Dataset excerpt
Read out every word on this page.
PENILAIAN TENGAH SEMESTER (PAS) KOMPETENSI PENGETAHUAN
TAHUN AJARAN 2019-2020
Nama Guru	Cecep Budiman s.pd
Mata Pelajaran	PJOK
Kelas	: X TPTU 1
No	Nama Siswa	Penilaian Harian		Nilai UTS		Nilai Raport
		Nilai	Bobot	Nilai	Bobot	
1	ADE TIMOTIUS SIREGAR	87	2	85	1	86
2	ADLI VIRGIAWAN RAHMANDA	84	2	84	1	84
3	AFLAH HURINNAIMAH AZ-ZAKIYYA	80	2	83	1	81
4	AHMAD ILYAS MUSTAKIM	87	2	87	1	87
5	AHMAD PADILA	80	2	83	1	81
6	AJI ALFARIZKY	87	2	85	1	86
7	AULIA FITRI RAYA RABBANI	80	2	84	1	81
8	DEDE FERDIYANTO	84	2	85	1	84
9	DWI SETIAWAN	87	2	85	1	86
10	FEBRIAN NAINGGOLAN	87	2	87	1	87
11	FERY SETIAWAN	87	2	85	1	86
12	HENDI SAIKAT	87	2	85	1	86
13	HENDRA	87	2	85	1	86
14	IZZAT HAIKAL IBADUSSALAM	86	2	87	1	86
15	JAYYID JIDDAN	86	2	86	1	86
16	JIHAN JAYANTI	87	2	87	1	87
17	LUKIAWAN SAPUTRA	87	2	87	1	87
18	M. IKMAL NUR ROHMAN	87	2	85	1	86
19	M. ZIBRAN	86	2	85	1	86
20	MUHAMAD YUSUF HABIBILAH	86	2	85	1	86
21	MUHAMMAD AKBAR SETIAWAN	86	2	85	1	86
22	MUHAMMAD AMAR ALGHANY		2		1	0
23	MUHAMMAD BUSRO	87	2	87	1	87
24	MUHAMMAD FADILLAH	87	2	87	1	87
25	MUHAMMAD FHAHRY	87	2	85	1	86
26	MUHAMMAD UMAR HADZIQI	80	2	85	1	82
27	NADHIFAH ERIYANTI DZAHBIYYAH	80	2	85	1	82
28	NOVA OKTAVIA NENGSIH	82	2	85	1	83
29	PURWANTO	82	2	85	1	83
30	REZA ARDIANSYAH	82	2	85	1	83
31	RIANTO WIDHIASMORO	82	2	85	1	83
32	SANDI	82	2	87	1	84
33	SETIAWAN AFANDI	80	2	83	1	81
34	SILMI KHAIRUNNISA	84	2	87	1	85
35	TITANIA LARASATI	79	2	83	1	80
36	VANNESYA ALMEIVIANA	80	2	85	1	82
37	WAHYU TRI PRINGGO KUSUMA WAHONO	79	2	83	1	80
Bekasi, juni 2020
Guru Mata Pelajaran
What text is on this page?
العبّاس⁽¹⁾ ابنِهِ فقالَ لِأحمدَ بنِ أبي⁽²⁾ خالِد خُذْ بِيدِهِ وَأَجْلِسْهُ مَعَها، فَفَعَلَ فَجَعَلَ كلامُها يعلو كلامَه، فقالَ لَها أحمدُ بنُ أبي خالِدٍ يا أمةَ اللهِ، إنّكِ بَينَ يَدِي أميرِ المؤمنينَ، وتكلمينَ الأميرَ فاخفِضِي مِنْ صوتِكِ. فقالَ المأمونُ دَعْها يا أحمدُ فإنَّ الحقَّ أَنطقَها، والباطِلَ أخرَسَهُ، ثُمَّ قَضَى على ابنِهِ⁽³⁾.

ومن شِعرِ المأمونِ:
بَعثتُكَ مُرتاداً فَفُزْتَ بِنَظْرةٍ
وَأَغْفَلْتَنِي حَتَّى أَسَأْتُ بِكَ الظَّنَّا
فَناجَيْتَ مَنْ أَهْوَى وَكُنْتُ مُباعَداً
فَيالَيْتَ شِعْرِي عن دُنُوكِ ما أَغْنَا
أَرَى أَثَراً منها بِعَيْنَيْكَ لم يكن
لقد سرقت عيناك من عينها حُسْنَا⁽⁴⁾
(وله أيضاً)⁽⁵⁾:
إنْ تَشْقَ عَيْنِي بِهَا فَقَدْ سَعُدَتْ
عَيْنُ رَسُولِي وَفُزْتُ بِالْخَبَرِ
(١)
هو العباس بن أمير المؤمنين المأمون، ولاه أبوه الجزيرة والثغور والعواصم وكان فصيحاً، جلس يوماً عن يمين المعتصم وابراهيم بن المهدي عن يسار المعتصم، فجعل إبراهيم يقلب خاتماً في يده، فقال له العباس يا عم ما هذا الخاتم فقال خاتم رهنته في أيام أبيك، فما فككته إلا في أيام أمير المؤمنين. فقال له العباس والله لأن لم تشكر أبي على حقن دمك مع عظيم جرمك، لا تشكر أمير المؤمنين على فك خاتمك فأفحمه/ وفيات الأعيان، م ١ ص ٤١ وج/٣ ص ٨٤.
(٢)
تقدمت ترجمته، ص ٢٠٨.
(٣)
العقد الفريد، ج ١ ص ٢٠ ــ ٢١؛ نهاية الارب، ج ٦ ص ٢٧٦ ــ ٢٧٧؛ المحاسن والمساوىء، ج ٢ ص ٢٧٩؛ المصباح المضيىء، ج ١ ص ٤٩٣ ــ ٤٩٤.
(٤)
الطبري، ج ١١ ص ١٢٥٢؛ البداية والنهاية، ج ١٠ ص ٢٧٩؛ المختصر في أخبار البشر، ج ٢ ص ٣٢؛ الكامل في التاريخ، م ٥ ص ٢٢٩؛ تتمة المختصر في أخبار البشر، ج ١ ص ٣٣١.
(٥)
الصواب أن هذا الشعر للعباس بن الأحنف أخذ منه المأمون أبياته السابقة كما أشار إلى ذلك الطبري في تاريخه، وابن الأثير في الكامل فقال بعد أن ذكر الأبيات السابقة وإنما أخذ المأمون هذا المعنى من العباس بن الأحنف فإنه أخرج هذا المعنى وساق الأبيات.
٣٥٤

EXERCISE: The records above should be duplicated in full, exactly as given.

COMPLETE OUTPUT:
Read out every word on this page.
PENILAIAN TENGAH SEMESTER (PAS) KOMPETENSI PENGETAHUAN
TAHUN AJARAN 2019-2020
Nama Guru	Cecep Budiman s.pd
Mata Pelajaran	PJOK
Kelas	: X TPTU 1
No	Nama Siswa	Penilaian Harian		Nilai UTS		Nilai Raport
		Nilai	Bobot	Nilai	Bobot	
1	ADE TIMOTIUS SIREGAR	87	2	85	1	86
2	ADLI VIRGIAWAN RAHMANDA	84	2	84	1	84
3	AFLAH HURINNAIMAH AZ-ZAKIYYA	80	2	83	1	81
4	AHMAD ILYAS MUSTAKIM	87	2	87	1	87
5	AHMAD PADILA	80	2	83	1	81
6	AJI ALFARIZKY	87	2	85	1	86
7	AULIA FITRI RAYA RABBANI	80	2	84	1	81
8	DEDE FERDIYANTO	84	2	85	1	84
9	DWI SETIAWAN	87	2	85	1	86
10	FEBRIAN NAINGGOLAN	87	2	87	1	87
11	FERY SETIAWAN	87	2	85	1	86
12	HENDI SAIKAT	87	2	85	1	86
13	HENDRA	87	2	85	1	86
14	IZZAT HAIKAL IBADUSSALAM	86	2	87	1	86
15	JAYYID JIDDAN	86	2	86	1	86
16	JIHAN JAYANTI	87	2	87	1	87
17	LUKIAWAN SAPUTRA	87	2	87	1	87
18	M. IKMAL NUR ROHMAN	87	2	85	1	86
19	M. ZIBRAN	86	2	85	1	86
20	MUHAMAD YUSUF HABIBILAH	86	2	85	1	86
21	MUHAMMAD AKBAR SETIAWAN	86	2	85	1	86
22	MUHAMMAD AMAR ALGHANY		2		1	0
23	MUHAMMAD BUSRO	87	2	87	1	87
24	MUHAMMAD FADILLAH	87	2	87	1	87
25	MUHAMMAD FHAHRY	87	2	85	1	86
26	MUHAMMAD UMAR HADZIQI	80	2	85	1	82
27	NADHIFAH ERIYANTI DZAHBIYYAH	80	2	85	1	82
28	NOVA OKTAVIA NENGSIH	82	2	85	1	83
29	PURWANTO	82	2	85	1	83
30	REZA ARDIANSYAH	82	2	85	1	83
31	RIANTO WIDHIASMORO	82	2	85	1	83
32	SANDI	82	2	87	1	84
33	SETIAWAN AFANDI	80	2	83	1	81
34	SILMI KHAIRUNNISA	84	2	87	1	85
35	TITANIA LARASATI	79	2	83	1	80
36	VANNESYA ALMEIVIANA	80	2	85	1	82
37	WAHYU TRI PRINGGO KUSUMA WAHONO	79	2	83	1	80
Bekasi, juni 2020
Guru Mata Pelajaran
What text is on this page?
العبّاس⁽¹⁾ ابنِهِ فقالَ لِأحمدَ بنِ أبي⁽²⁾ خالِد خُذْ بِيدِهِ وَأَجْلِسْهُ مَعَها، فَفَعَلَ فَجَعَلَ كلامُها يعلو كلامَه، فقالَ لَها أحمدُ بنُ أبي خالِدٍ يا أمةَ اللهِ، إنّكِ بَينَ يَدِي أميرِ المؤمنينَ، وتكلمينَ الأميرَ فاخفِضِي مِنْ صوتِكِ. فقالَ المأمونُ دَعْها يا أحمدُ فإنَّ الحقَّ أَنطقَها، والباطِلَ أخرَسَهُ، ثُمَّ قَضَى على ابنِهِ⁽³⁾.

ومن شِعرِ المأمونِ:
بَعثتُكَ مُرتاداً فَفُزْتَ بِنَظْرةٍ
وَأَغْفَلْتَنِي حَتَّى أَسَأْتُ بِكَ الظَّنَّا
فَناجَيْتَ مَنْ أَهْوَى وَكُنْتُ مُباعَداً
فَيالَيْتَ شِعْرِي عن دُنُوكِ ما أَغْنَا
أَرَى أَثَراً منها بِعَيْنَيْكَ لم يكن
لقد سرقت عيناك من عينها حُسْنَا⁽⁴⁾
(وله أيضاً)⁽⁵⁾:
إنْ تَشْقَ عَيْنِي بِهَا فَقَدْ سَعُدَتْ
عَيْنُ رَسُولِي وَفُزْتُ بِالْخَبَرِ
(١)
هو العباس بن أمير المؤمنين المأمون، ولاه أبوه الجزيرة والثغور والعواصم وكان فصيحاً، جلس يوماً عن يمين المعتصم وابراهيم بن المهدي عن يسار المعتصم، فجعل إبراهيم يقلب خاتماً في يده، فقال له العباس يا عم ما هذا الخاتم فقال خاتم رهنته في أيام أبيك، فما فككته إلا في أيام أمير المؤمنين. فقال له العباس والله لأن لم تشكر أبي على حقن دمك مع عظيم جرمك، لا تشكر أمير المؤمنين على فك خاتمك فأفحمه/ وفيات الأعيان، م ١ ص ٤١ وج/٣ ص ٨٤.
(٢)
تقدمت ترجمته، ص ٢٠٨.
(٣)
العقد الفريد، ج ١ ص ٢٠ ــ ٢١؛ نهاية الارب، ج ٦ ص ٢٧٦ ــ ٢٧٧؛ المحاسن والمساوىء، ج ٢ ص ٢٧٩؛ المصباح المضيىء، ج ١ ص ٤٩٣ ــ ٤٩٤.
(٤)
الطبري، ج ١١ ص ١٢٥٢؛ البداية والنهاية، ج ١٠ ص ٢٧٩؛ المختصر في أخبار البشر، ج ٢ ص ٣٢؛ الكامل في التاريخ، م ٥ ص ٢٢٩؛ تتمة المختصر في أخبار البشر، ج ١ ص ٣٣١.
(٥)
الصواب أن هذا الشعر للعباس بن الأحنف أخذ منه المأمون أبياته السابقة كما أشار إلى ذلك الطبري في تاريخه، وابن الأثير في الكامل فقال بعد أن ذكر الأبيات السابقة وإنما أخذ المأمون هذا المعنى من العباس بن الأحنف فإنه أخرج هذا المعنى وساق الأبيات.
٣٥٤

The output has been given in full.